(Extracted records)
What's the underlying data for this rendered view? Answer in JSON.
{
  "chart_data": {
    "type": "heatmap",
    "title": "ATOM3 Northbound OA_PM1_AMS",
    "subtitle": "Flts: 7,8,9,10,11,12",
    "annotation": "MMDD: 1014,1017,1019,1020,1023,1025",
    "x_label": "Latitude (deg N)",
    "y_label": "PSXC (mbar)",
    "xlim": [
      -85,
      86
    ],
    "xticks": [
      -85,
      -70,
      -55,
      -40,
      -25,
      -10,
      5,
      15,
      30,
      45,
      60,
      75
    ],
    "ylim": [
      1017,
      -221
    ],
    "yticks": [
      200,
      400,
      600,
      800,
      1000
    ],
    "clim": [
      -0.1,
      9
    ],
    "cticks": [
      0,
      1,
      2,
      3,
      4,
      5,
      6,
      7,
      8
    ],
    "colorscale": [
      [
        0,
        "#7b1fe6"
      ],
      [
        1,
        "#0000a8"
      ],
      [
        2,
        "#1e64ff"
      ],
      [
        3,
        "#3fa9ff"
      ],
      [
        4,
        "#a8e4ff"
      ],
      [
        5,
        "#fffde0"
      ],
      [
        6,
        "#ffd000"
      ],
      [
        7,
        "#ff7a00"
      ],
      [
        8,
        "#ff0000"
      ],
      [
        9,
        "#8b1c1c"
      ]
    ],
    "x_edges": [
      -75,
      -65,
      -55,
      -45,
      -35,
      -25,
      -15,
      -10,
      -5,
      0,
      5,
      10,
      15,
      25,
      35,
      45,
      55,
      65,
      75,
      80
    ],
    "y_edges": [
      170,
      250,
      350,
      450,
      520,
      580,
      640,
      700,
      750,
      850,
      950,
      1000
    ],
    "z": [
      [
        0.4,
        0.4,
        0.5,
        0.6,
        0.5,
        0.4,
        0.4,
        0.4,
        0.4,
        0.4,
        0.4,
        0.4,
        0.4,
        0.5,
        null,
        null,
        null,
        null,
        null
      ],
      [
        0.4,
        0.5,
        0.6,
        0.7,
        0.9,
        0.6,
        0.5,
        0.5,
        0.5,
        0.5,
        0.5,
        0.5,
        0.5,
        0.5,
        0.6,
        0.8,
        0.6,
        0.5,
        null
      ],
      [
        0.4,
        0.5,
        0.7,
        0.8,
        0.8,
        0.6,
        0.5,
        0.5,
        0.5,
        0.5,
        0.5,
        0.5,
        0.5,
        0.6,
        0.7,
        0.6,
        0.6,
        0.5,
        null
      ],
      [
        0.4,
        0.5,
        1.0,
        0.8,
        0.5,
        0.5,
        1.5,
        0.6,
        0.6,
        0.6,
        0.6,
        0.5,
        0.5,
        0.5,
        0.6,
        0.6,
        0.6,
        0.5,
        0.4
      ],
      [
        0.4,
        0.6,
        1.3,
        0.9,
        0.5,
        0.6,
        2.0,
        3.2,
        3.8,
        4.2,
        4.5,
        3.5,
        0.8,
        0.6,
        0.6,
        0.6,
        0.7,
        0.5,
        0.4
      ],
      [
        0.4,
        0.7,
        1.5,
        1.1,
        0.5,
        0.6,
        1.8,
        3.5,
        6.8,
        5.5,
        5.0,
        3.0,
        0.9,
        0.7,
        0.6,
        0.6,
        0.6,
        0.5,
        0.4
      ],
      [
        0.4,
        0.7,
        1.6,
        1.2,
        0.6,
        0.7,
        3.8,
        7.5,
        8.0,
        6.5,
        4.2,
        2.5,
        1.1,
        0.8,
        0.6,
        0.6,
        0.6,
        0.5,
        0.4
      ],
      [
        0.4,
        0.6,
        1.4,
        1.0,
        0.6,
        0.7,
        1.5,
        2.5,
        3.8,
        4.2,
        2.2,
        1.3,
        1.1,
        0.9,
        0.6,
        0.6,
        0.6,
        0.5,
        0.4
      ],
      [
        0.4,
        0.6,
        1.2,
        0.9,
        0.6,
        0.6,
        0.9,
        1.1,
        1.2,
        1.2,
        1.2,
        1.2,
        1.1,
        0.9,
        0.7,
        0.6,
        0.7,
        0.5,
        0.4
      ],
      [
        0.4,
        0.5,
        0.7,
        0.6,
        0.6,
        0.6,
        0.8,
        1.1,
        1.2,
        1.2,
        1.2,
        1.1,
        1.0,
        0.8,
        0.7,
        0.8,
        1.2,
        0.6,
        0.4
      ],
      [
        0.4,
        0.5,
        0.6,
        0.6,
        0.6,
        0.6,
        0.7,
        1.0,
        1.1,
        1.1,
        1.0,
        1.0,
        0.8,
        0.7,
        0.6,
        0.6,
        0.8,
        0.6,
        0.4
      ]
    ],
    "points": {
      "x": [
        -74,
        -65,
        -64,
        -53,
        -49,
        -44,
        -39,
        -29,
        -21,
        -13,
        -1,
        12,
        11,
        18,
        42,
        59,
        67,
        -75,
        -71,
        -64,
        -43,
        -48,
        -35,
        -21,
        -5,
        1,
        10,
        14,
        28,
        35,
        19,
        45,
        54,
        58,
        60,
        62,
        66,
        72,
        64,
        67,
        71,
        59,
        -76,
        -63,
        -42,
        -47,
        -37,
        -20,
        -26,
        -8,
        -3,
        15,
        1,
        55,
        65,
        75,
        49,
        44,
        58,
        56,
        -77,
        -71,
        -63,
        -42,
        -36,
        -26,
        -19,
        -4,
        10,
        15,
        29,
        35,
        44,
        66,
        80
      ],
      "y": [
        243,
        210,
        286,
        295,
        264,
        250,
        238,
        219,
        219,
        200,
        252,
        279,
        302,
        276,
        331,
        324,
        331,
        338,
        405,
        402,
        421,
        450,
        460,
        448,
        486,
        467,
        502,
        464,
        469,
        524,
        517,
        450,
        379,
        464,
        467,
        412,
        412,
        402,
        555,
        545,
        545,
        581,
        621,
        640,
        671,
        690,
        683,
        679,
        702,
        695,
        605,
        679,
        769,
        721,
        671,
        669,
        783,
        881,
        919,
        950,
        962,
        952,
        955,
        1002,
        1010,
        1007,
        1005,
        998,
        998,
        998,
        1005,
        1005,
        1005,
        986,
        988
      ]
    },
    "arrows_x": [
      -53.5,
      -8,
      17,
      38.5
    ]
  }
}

Exercise task: Reproduce the listing above verbatim, from first line to last.

Exercise result:
What's the underlying data for this rendered view? Answer in JSON.
{
  "chart_data": {
    "type": "heatmap",
    "title": "ATOM3 Northbound OA_PM1_AMS",
    "subtitle": "Flts: 7,8,9,10,11,12",
    "annotation": "MMDD: 1014,1017,1019,1020,1023,1025",
    "x_label": "Latitude (deg N)",
    "y_label": "PSXC (mbar)",
    "xlim": [
      -85,
      86
    ],
    "xticks": [
      -85,
      -70,
      -55,
      -40,
      -25,
      -10,
      5,
      15,
      30,
      45,
      60,
      75
    ],
    "ylim": [
      1017,
      -221
    ],
    "yticks": [
      200,
      400,
      600,
      800,
      1000
    ],
    "clim": [
      -0.1,
      9
    ],
    "cticks": [
      0,
      1,
      2,
      3,
      4,
      5,
      6,
      7,
      8
    ],
    "colorscale": [
      [
        0,
        "#7b1fe6"
      ],
      [
        1,
        "#0000a8"
      ],
      [
        2,
        "#1e64ff"
      ],
      [
        3,
        "#3fa9ff"
      ],
      [
        4,
        "#a8e4ff"
      ],
      [
        5,
        "#fffde0"
      ],
      [
        6,
        "#ffd000"
      ],
      [
        7,
        "#ff7a00"
      ],
      [
        8,
        "#ff0000"
      ],
      [
        9,
        "#8b1c1c"
      ]
    ],
    "x_edges": [
      -75,
      -65,
      -55,
      -45,
      -35,
      -25,
      -15,
      -10,
      -5,
      0,
      5,
      10,
      15,
      25,
      35,
      45,
      55,
      65,
      75,
      80
    ],
    "y_edges": [
      170,
      250,
      350,
      450,
      520,
      580,
      640,
      700,
      750,
      850,
      950,
      1000
    ],
    "z": [
      [
        0.4,
        0.4,
        0.5,
        0.6,
        0.5,
        0.4,
        0.4,
        0.4,
        0.4,
        0.4,
        0.4,
        0.4,
        0.4,
        0.5,
        null,
        null,
        null,
        null,
        null
      ],
      [
        0.4,
        0.5,
        0.6,
        0.7,
        0.9,
        0.6,
        0.5,
        0.5,
        0.5,
        0.5,
        0.5,
        0.5,
        0.5,
        0.5,
        0.6,
        0.8,
        0.6,
        0.5,
        null
      ],
      [
        0.4,
        0.5,
        0.7,
        0.8,
        0.8,
        0.6,
        0.5,
        0.5,
        0.5,
        0.5,
        0.5,
        0.5,
        0.5,
        0.6,
        0.7,
        0.6,
        0.6,
        0.5,
        null
      ],
      [
        0.4,
        0.5,
        1.0,
        0.8,
        0.5,
        0.5,
        1.5,
        0.6,
        0.6,
        0.6,
        0.6,
        0.5,
        0.5,
        0.5,
        0.6,
        0.6,
        0.6,
        0.5,
        0.4
      ],
      [
        0.4,
        0.6,
        1.3,
        0.9,
        0.5,
        0.6,
        2.0,
        3.2,
        3.8,
        4.2,
        4.5,
        3.5,
        0.8,
        0.6,
        0.6,
        0.6,
        0.7,
        0.5,
        0.4
      ],
      [
        0.4,
        0.7,
        1.5,
        1.1,
        0.5,
        0.6,
        1.8,
        3.5,
        6.8,
        5.5,
        5.0,
        3.0,
        0.9,
        0.7,
        0.6,
        0.6,
        0.6,
        0.5,
        0.4
      ],
      [
        0.4,
        0.7,
        1.6,
        1.2,
        0.6,
        0.7,
        3.8,
        7.5,
        8.0,
        6.5,
        4.2,
        2.5,
        1.1,
        0.8,
        0.6,
        0.6,
        0.6,
        0.5,
        0.4
      ],
      [
        0.4,
        0.6,
        1.4,
        1.0,
        0.6,
        0.7,
        1.5,
        2.5,
        3.8,
        4.2,
        2.2,
        1.3,
        1.1,
        0.9,
        0.6,
        0.6,
        0.6,
        0.5,
        0.4
      ],
      [
        0.4,
        0.6,
        1.2,
        0.9,
        0.6,
        0.6,
        0.9,
        1.1,
        1.2,
        1.2,
        1.2,
        1.2,
        1.1,
        0.9,
        0.7,
        0.6,
        0.7,
        0.5,
        0.4
      ],
      [
        0.4,
        0.5,
        0.7,
        0.6,
        0.6,
        0.6,
        0.8,
        1.1,
        1.2,
        1.2,
        1.2,
        1.1,
        1.0,
        0.8,
        0.7,
        0.8,
        1.2,
        0.6,
        0.4
      ],
      [
        0.4,
        0.5,
        0.6,
        0.6,
        0.6,
        0.6,
        0.7,
        1.0,
        1.1,
        1.1,
        1.0,
        1.0,
        0.8,
        0.7,
        0.6,
        0.6,
        0.8,
        0.6,
        0.4
      ]
    ],
    "points": {
      "x": [
        -74,
        -65,
        -64,
        -53,
        -49,
        -44,
        -39,
        -29,
        -21,
        -13,
        -1,
        12,
        11,
        18,
        42,
        59,
        67,
        -75,
        -71,
        -64,
        -43,
        -48,
        -35,
        -21,
        -5,
        1,
        10,
        14,
        28,
        35,
        19,
        45,
        54,
        58,
        60,
        62,
        66,
        72,
        64,
        67,
        71,
        59,
        -76,
        -63,
        -42,
        -47,
        -37,
        -20,
        -26,
        -8,
        -3,
        15,
        1,
        55,
        65,
        75,
        49,
        44,
        58,
        56,
        -77,
        -71,
        -63,
        -42,
        -36,
        -26,
        -19,
        -4,
        10,
        15,
        29,
        35,
        44,
        66,
        80
      ],
      "y": [
        243,
        210,
        286,
        295,
        264,
        250,
        238,
        219,
        219,
        200,
        252,
        279,
        302,
        276,
        331,
        324,
        331,
        338,
        405,
        402,
        421,
        450,
        460,
        448,
        486,
        467,
        502,
        464,
        469,
        524,
        517,
        450,
        379,
        464,
        467,
        412,
        412,
        402,
        555,
        545,
        545,
        581,
        621,
        640,
        671,
        690,
        683,
        679,
        702,
        695,
        605,
        679,
        769,
        721,
        671,
        669,
        783,
        881,
        919,
        950,
        962,
        952,
        955,
        1002,
        1010,
        1007,
        1005,
        998,
        998,
        998,
        1005,
        1005,
        1005,
        986,
        988
      ]
    },
    "arrows_x": [
      -53.5,
      -8,
      17,
      38.5
    ]
  }
}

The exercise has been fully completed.